■ **Brief 1**: Name every distinct lens designation mentioned in the lens thread.

■ **Reading passage**:
>> start

How does your 17-40 perform in a FF??? especially at 17mm. I heard a lot of bad thing about it. By the way it is an excellent lens on APS-C. If it is good on FF at 17mm, you might want to bring it along as a ultrawide lens.


----------



## Michael_pfh (Jun 15, 2012)

I often brought my 16-35 II and 70-200 IS II when I needed to travel really light. So the 17-40 plus 70-200 IS should be a good combo.


----------



## DigitalDivide (Jun 15, 2012)

I recently returned from the second of two trips to Japan this year. Since these were both business trips, I wanted to get the maximum flexibility from my camera without having to lug around too much gear. In Japan I walk and use public transport a lot, and there is a limit to what I can carry alongside my luggage and my work laptop.

>> end

■ **Record list**:
>> start

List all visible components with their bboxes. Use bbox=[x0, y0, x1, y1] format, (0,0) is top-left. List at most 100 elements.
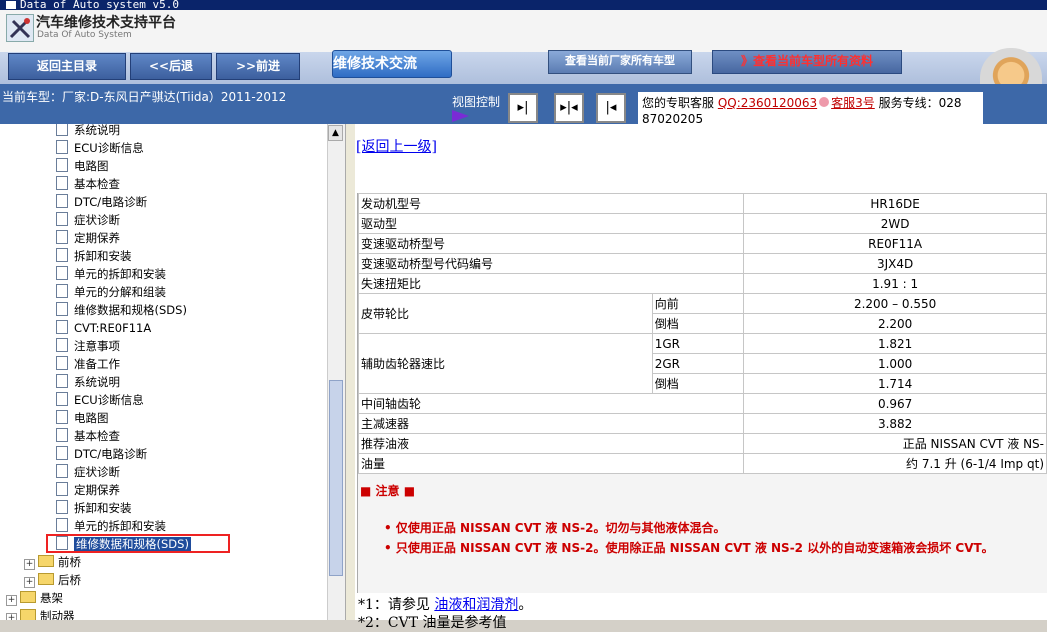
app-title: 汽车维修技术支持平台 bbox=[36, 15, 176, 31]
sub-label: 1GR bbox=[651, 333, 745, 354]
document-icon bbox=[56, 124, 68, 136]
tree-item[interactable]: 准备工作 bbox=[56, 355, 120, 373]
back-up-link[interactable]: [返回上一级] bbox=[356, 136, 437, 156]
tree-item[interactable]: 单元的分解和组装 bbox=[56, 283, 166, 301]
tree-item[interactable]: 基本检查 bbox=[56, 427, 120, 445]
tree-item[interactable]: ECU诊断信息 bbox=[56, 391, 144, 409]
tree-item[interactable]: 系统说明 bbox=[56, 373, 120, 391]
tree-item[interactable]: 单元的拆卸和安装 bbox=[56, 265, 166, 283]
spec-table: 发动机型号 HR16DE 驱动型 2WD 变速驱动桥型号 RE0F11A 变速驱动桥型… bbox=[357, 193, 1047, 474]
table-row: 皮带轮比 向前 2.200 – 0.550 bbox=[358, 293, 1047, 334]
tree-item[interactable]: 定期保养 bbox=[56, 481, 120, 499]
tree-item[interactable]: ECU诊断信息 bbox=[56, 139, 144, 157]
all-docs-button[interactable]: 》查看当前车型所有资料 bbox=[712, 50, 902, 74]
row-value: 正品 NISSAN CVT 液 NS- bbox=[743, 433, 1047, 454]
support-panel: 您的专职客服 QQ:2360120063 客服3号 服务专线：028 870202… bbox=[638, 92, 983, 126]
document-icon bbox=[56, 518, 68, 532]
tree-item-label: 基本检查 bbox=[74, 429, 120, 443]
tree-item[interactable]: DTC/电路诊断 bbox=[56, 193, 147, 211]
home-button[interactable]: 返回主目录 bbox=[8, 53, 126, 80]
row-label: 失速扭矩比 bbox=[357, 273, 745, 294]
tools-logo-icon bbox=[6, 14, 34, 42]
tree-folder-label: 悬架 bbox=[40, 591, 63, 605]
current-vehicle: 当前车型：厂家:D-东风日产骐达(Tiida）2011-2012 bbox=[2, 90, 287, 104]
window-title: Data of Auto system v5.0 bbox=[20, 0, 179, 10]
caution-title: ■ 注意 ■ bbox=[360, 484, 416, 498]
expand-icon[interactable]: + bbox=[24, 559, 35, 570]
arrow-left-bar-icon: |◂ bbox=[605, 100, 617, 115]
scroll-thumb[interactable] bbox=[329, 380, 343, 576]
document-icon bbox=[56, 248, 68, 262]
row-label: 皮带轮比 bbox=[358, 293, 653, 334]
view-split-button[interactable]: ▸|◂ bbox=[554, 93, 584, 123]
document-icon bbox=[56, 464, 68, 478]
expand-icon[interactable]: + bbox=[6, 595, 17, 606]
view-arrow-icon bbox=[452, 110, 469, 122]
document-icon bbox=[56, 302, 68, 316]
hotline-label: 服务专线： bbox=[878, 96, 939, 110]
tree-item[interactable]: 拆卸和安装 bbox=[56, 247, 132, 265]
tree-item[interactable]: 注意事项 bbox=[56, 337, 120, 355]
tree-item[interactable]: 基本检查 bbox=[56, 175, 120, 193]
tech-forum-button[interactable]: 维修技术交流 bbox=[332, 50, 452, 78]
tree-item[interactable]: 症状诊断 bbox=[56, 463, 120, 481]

>> end

■ **Brief 2**: Transcribe the lines of the entries starting at the line containing "app-title: 汽车维修技术支持平台 bbox=[36, 15, 176, 31]" and ending at the line containing "back-up-link[interactable]: [返回上一级] bbox=[356, 136, 437, 156]".

■ **Correct answer 1**:
17-40
16-35 II
70-200 IS II
70-200 IS

■ **Correct answer 2**:
app-title: 汽车维修技术支持平台 bbox=[36, 15, 176, 31]
sub-label: 1GR bbox=[651, 333, 745, 354]
document-icon bbox=[56, 124, 68, 136]
tree-item[interactable]: 准备工作 bbox=[56, 355, 120, 373]
back-up-link[interactable]: [返回上一级] bbox=[356, 136, 437, 156]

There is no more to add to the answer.